Drop the pictures from the entries below, then reproduce the rest exactly.

* START Given data *

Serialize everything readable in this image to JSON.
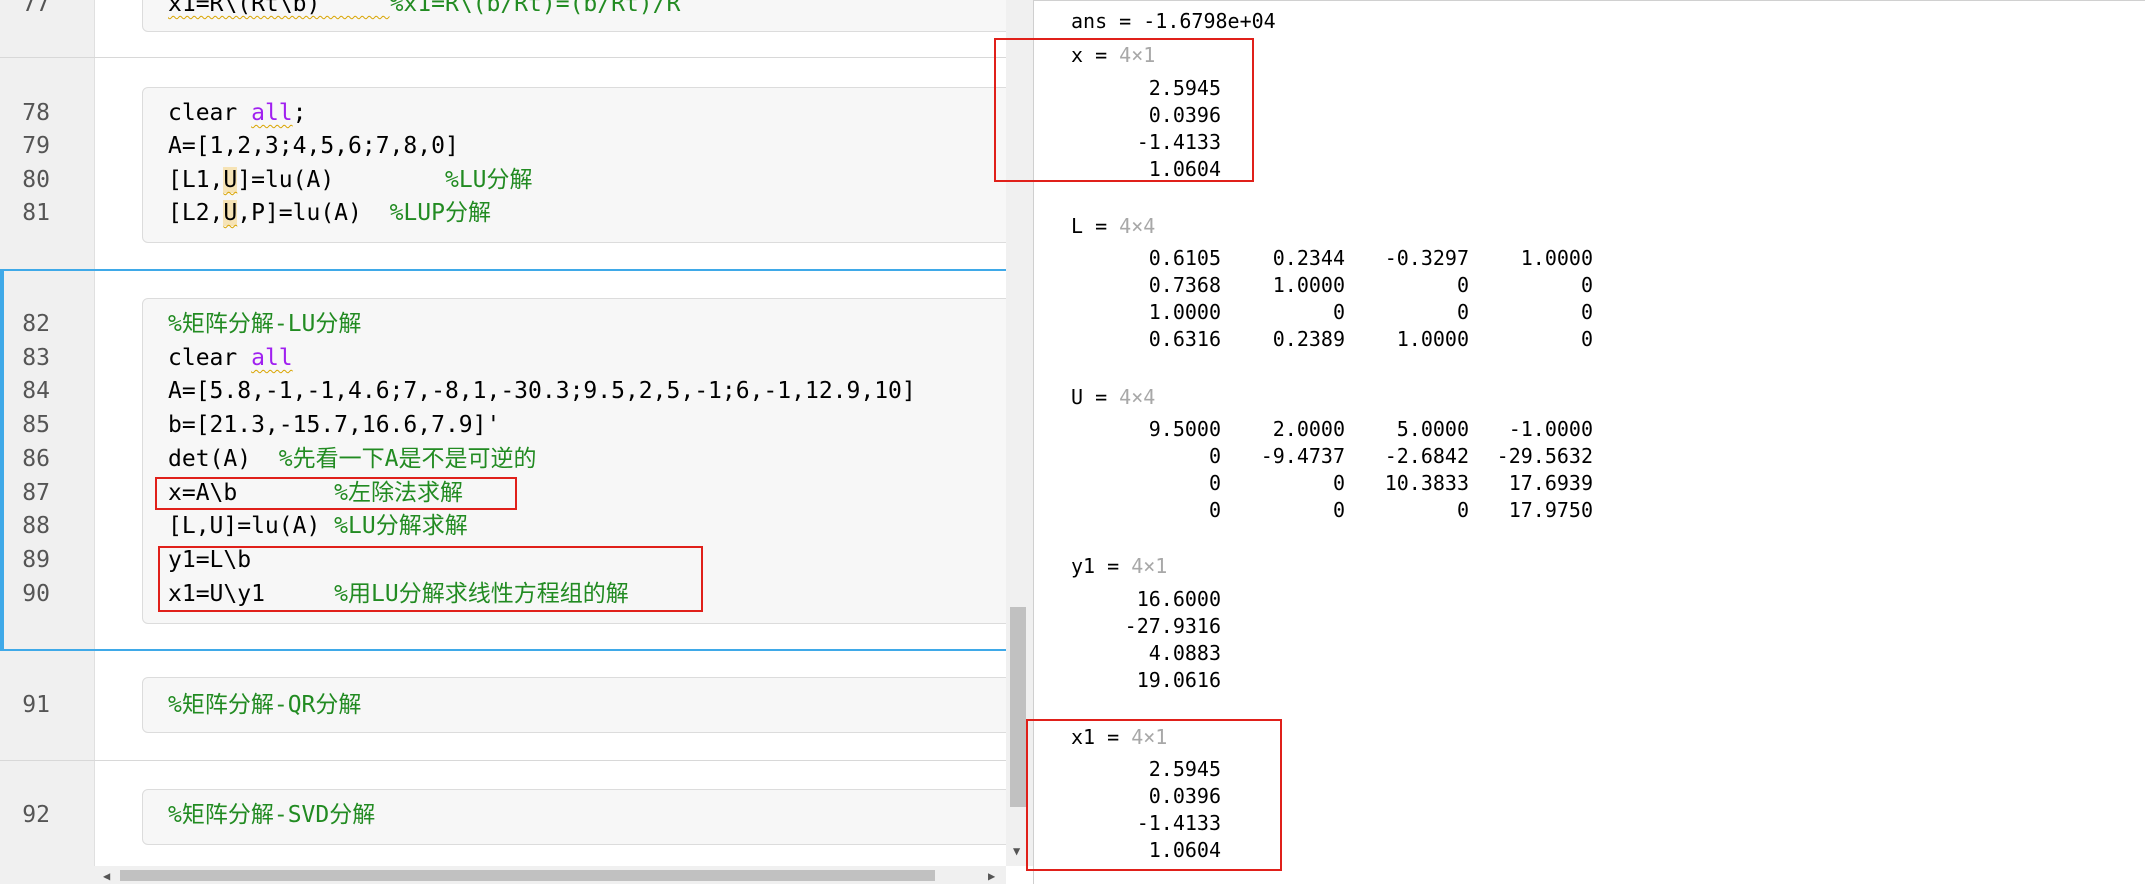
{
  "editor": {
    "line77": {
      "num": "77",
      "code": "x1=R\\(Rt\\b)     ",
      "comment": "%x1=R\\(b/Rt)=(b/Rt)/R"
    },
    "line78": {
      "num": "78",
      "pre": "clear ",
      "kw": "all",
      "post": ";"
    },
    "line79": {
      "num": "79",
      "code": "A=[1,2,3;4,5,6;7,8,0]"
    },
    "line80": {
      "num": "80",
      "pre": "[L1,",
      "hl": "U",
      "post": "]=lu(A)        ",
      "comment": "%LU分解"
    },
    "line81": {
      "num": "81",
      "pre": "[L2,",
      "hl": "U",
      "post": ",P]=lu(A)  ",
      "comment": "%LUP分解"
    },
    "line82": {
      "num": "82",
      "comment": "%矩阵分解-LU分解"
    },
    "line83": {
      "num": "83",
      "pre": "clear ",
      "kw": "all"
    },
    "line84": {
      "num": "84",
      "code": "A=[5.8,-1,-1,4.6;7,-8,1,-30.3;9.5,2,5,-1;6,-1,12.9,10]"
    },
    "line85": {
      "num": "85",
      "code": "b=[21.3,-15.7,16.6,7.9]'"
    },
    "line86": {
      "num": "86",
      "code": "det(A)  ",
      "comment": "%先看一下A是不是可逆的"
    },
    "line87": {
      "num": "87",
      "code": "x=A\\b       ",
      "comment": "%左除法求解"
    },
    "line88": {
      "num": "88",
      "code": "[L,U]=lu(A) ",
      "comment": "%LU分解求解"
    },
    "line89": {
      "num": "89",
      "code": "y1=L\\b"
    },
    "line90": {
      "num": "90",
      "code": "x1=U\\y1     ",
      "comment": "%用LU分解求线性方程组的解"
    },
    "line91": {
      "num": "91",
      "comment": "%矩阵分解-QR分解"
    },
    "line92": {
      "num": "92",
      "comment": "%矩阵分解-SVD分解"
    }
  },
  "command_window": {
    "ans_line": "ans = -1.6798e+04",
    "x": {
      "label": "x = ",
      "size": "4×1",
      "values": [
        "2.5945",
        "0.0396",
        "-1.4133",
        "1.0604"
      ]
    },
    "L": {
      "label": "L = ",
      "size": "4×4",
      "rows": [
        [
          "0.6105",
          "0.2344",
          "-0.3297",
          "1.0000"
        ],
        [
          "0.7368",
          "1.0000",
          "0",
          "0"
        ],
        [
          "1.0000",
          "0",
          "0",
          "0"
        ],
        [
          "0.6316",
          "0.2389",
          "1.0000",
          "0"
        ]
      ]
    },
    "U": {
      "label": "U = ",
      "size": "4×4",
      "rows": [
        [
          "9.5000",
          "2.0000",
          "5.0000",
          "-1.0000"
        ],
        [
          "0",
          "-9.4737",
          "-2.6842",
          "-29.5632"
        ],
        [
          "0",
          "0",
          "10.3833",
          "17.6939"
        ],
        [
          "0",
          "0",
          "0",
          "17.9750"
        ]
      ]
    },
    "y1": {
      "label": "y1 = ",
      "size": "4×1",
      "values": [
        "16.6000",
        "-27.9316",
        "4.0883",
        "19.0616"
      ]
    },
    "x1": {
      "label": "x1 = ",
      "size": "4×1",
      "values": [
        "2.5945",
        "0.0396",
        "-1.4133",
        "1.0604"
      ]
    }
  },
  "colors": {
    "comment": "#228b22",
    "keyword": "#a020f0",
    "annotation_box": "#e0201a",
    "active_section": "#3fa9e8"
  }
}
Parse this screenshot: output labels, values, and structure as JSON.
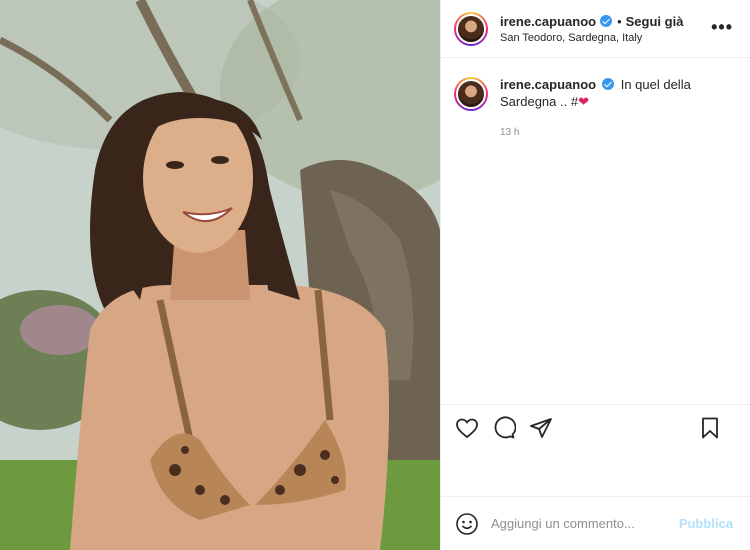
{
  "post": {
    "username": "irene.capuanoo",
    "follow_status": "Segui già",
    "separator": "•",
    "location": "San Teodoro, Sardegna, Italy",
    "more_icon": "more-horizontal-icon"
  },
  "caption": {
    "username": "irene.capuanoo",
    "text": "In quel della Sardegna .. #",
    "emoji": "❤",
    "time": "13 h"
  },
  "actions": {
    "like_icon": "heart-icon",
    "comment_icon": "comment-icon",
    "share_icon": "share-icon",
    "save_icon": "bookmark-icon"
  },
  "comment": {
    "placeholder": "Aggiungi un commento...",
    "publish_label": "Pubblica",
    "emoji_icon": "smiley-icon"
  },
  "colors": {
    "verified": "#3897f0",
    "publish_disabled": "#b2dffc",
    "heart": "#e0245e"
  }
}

* END Given data *

◆ Task answer ◆
Serialize everything readable in this image to JSON.
{
  "editor": {
    "line77": {
      "num": "77",
      "code": "x1=R\\(Rt\\b)     ",
      "comment": "%x1=R\\(b/Rt)=(b/Rt)/R"
    },
    "line78": {
      "num": "78",
      "pre": "clear ",
      "kw": "all",
      "post": ";"
    },
    "line79": {
      "num": "79",
      "code": "A=[1,2,3;4,5,6;7,8,0]"
    },
    "line80": {
      "num": "80",
      "pre": "[L1,",
      "hl": "U",
      "post": "]=lu(A)        ",
      "comment": "%LU分解"
    },
    "line81": {
      "num": "81",
      "pre": "[L2,",
      "hl": "U",
      "post": ",P]=lu(A)  ",
      "comment": "%LUP分解"
    },
    "line82": {
      "num": "82",
      "comment": "%矩阵分解-LU分解"
    },
    "line83": {
      "num": "83",
      "pre": "clear ",
      "kw": "all"
    },
    "line84": {
      "num": "84",
      "code": "A=[5.8,-1,-1,4.6;7,-8,1,-30.3;9.5,2,5,-1;6,-1,12.9,10]"
    },
    "line85": {
      "num": "85",
      "code": "b=[21.3,-15.7,16.6,7.9]'"
    },
    "line86": {
      "num": "86",
      "code": "det(A)  ",
      "comment": "%先看一下A是不是可逆的"
    },
    "line87": {
      "num": "87",
      "code": "x=A\\b       ",
      "comment": "%左除法求解"
    },
    "line88": {
      "num": "88",
      "code": "[L,U]=lu(A) ",
      "comment": "%LU分解求解"
    },
    "line89": {
      "num": "89",
      "code": "y1=L\\b"
    },
    "line90": {
      "num": "90",
      "code": "x1=U\\y1     ",
      "comment": "%用LU分解求线性方程组的解"
    },
    "line91": {
      "num": "91",
      "comment": "%矩阵分解-QR分解"
    },
    "line92": {
      "num": "92",
      "comment": "%矩阵分解-SVD分解"
    }
  },
  "command_window": {
    "ans_line": "ans = -1.6798e+04",
    "x": {
      "label": "x = ",
      "size": "4×1",
      "values": [
        "2.5945",
        "0.0396",
        "-1.4133",
        "1.0604"
      ]
    },
    "L": {
      "label": "L = ",
      "size": "4×4",
      "rows": [
        [
          "0.6105",
          "0.2344",
          "-0.3297",
          "1.0000"
        ],
        [
          "0.7368",
          "1.0000",
          "0",
          "0"
        ],
        [
          "1.0000",
          "0",
          "0",
          "0"
        ],
        [
          "0.6316",
          "0.2389",
          "1.0000",
          "0"
        ]
      ]
    },
    "U": {
      "label": "U = ",
      "size": "4×4",
      "rows": [
        [
          "9.5000",
          "2.0000",
          "5.0000",
          "-1.0000"
        ],
        [
          "0",
          "-9.4737",
          "-2.6842",
          "-29.5632"
        ],
        [
          "0",
          "0",
          "10.3833",
          "17.6939"
        ],
        [
          "0",
          "0",
          "0",
          "17.9750"
        ]
      ]
    },
    "y1": {
      "label": "y1 = ",
      "size": "4×1",
      "values": [
        "16.6000",
        "-27.9316",
        "4.0883",
        "19.0616"
      ]
    },
    "x1": {
      "label": "x1 = ",
      "size": "4×1",
      "values": [
        "2.5945",
        "0.0396",
        "-1.4133",
        "1.0604"
      ]
    }
  },
  "colors": {
    "comment": "#228b22",
    "keyword": "#a020f0",
    "annotation_box": "#e0201a",
    "active_section": "#3fa9e8"
  }
}
Parse this screenshot: output labels, values, and structure as JSON.
{
  "post": {
    "username": "irene.capuanoo",
    "follow_status": "Segui già",
    "separator": "•",
    "location": "San Teodoro, Sardegna, Italy",
    "more_icon": "more-horizontal-icon"
  },
  "caption": {
    "username": "irene.capuanoo",
    "text": "In quel della Sardegna .. #",
    "emoji": "❤",
    "time": "13 h"
  },
  "actions": {
    "like_icon": "heart-icon",
    "comment_icon": "comment-icon",
    "share_icon": "share-icon",
    "save_icon": "bookmark-icon"
  },
  "comment": {
    "placeholder": "Aggiungi un commento...",
    "publish_label": "Pubblica",
    "emoji_icon": "smiley-icon"
  },
  "colors": {
    "verified": "#3897f0",
    "publish_disabled": "#b2dffc",
    "heart": "#e0245e"
  }
}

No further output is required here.